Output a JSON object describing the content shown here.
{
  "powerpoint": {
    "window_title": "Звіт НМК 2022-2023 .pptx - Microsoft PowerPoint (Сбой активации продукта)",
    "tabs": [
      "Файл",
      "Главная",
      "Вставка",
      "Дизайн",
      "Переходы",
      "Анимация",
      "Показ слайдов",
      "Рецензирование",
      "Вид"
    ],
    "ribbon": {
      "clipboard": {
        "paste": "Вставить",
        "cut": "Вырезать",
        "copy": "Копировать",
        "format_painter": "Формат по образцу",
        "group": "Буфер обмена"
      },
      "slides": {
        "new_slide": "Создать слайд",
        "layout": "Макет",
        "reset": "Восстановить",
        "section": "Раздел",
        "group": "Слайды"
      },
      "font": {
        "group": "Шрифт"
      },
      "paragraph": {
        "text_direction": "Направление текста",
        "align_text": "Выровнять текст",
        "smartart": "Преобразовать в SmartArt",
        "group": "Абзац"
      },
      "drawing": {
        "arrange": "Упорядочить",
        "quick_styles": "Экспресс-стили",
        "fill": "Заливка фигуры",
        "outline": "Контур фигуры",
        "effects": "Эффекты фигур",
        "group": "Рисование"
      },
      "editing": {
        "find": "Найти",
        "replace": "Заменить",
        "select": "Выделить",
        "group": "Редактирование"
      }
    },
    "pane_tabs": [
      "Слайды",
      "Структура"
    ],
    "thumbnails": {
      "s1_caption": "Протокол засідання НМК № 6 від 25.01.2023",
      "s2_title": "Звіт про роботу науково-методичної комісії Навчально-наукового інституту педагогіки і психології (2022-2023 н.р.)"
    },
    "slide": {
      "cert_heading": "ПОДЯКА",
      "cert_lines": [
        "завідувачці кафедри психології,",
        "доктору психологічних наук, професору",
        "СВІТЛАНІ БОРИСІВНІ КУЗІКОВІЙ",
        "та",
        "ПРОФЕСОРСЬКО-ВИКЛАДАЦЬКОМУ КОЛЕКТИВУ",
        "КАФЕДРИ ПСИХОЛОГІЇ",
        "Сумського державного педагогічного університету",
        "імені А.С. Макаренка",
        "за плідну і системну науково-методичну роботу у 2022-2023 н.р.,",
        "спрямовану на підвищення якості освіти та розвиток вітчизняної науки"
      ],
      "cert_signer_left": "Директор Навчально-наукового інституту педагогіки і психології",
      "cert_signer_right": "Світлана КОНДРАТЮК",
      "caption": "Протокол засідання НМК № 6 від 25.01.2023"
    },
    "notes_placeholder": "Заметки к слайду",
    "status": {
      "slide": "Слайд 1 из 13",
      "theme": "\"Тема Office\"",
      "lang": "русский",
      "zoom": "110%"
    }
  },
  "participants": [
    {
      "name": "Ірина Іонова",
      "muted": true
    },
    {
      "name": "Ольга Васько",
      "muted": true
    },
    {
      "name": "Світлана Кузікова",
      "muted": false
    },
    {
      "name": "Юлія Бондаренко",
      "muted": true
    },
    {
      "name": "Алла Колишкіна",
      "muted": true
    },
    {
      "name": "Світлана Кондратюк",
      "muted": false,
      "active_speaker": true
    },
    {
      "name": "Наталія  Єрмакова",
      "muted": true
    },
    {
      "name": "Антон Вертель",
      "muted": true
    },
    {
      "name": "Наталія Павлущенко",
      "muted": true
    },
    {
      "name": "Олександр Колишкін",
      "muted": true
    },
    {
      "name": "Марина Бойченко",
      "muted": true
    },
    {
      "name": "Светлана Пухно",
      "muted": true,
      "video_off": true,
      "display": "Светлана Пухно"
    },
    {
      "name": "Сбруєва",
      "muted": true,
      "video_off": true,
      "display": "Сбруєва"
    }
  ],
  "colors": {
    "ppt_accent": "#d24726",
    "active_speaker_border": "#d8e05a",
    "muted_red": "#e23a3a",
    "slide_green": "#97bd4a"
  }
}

....

- WHAT THE TASK ASKS
State how many lines in the entries above include the word "наукового"; reply with the number alone.

- WORKED SOLUTION
2